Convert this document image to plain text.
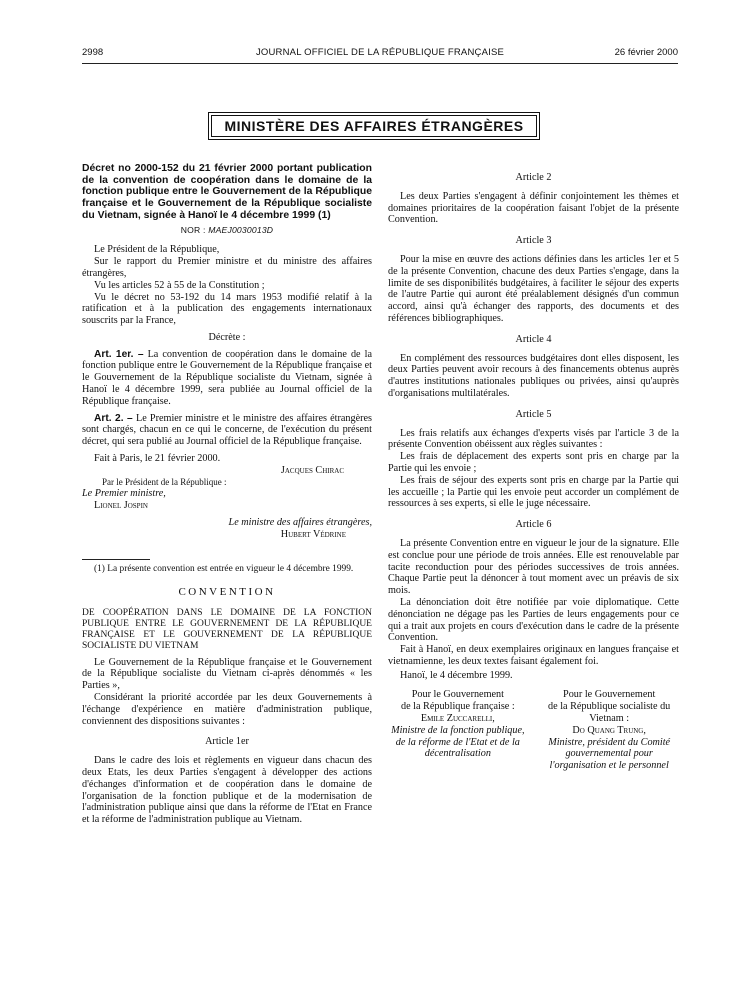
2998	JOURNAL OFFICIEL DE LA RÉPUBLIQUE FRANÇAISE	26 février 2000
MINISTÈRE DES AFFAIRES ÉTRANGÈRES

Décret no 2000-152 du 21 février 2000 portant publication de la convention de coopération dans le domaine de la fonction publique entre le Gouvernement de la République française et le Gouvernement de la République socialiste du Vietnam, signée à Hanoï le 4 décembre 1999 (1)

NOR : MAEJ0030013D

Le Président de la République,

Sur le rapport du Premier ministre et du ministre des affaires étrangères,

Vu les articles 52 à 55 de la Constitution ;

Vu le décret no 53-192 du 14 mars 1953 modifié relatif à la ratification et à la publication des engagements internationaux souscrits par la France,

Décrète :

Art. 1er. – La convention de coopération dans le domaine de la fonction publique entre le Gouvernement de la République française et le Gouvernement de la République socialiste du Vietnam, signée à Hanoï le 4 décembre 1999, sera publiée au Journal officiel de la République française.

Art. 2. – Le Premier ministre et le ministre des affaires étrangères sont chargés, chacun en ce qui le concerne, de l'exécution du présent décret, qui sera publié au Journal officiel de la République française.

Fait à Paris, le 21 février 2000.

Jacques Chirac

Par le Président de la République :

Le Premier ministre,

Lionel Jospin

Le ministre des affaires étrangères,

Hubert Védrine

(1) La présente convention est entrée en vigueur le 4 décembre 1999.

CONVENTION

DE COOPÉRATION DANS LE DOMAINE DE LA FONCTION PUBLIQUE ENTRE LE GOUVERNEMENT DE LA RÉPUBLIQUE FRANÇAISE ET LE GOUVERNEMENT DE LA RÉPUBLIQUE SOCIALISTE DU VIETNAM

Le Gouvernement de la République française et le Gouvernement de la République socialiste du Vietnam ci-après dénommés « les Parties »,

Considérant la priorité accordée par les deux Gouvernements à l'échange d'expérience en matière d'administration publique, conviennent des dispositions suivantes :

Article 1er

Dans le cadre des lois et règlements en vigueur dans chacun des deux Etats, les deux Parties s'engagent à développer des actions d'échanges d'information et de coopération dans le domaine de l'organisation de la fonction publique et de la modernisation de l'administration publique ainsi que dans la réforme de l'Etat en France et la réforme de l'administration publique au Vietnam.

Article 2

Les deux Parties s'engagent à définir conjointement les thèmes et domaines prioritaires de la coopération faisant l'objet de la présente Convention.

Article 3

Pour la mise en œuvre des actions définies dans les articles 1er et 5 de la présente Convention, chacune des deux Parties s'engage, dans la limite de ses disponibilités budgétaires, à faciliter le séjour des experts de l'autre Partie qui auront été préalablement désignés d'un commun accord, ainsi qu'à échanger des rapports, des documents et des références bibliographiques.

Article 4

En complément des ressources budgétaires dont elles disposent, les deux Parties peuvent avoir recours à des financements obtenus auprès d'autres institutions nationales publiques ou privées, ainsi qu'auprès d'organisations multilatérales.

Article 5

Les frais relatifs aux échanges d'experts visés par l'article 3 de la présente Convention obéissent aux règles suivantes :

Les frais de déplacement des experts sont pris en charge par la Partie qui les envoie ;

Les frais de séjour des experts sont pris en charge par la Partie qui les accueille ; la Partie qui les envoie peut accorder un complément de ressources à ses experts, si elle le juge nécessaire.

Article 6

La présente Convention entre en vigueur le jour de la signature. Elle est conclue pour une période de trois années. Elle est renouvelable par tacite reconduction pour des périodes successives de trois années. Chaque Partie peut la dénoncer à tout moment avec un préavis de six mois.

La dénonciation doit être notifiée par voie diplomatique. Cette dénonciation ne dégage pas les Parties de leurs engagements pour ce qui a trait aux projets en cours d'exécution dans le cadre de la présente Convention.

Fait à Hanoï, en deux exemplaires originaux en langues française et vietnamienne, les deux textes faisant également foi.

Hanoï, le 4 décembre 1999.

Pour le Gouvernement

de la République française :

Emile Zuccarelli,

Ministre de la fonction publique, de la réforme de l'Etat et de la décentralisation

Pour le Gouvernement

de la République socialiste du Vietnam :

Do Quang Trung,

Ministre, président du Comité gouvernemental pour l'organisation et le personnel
* * *
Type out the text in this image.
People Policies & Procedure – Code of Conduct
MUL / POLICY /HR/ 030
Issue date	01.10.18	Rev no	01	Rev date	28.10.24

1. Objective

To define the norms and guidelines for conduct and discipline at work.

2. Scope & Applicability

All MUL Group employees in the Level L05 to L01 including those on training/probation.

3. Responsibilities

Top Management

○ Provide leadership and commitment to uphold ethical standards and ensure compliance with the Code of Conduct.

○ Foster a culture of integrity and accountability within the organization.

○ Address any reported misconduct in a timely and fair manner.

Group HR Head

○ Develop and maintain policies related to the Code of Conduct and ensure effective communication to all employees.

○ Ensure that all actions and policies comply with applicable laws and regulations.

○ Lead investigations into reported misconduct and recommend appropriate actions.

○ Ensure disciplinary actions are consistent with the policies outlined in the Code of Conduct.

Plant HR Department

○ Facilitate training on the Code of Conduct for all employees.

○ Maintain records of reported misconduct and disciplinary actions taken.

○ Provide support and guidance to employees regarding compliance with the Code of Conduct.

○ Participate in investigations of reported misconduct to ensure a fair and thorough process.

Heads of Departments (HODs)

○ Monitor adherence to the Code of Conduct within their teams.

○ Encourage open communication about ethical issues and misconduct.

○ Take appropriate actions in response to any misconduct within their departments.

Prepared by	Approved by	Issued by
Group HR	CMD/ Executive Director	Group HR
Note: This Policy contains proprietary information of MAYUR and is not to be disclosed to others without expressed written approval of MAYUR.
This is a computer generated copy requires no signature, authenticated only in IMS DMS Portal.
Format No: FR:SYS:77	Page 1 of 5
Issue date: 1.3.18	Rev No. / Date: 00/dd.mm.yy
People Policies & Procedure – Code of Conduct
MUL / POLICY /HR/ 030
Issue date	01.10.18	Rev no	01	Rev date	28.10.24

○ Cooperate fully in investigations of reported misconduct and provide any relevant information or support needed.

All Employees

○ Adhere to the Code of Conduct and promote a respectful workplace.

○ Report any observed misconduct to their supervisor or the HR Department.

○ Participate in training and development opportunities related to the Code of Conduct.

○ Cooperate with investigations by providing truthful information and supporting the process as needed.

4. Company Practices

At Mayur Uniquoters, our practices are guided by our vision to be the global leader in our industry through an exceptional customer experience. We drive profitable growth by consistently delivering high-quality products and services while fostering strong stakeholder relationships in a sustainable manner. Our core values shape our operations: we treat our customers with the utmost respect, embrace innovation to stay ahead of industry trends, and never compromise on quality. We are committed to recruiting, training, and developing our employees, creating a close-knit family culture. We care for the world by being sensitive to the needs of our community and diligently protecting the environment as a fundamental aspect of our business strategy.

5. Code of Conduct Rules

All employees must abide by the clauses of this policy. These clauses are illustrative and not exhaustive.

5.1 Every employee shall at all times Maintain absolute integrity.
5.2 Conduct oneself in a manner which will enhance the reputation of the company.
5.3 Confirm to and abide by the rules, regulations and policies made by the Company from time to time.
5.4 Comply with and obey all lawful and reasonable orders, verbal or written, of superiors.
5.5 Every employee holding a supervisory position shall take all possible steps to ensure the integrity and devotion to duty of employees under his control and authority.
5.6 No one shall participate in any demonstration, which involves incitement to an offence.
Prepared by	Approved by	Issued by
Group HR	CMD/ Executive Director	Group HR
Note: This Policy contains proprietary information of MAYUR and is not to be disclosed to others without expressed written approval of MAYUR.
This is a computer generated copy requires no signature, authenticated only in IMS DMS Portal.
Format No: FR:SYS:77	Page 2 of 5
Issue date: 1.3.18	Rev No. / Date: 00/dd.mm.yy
==
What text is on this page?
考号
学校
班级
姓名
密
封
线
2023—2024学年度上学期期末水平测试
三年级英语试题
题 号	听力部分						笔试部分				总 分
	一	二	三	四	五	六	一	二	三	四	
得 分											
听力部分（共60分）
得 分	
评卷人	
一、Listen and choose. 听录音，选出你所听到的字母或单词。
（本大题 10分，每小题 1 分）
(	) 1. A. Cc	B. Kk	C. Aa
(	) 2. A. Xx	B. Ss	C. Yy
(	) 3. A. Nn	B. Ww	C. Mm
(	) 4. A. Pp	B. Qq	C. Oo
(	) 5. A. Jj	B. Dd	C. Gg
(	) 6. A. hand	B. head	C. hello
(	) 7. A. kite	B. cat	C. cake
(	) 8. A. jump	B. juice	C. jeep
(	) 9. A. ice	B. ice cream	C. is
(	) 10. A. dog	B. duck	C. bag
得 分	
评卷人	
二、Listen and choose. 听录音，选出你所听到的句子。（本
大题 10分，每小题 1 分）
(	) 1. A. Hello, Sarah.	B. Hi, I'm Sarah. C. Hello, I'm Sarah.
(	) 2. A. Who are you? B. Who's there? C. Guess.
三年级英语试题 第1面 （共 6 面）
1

#### What is needed:
Show the lines of the records that include the string "envoie".

#### Answer to this problem:
Les frais de déplacement des experts sont pris en charge par la Partie qui les envoie ;
Les frais de séjour des experts sont pris en charge par la Partie qui les accueille ; la Partie qui les envoie peut accorder un complément de ressources à ses experts, si elle le juge nécessaire.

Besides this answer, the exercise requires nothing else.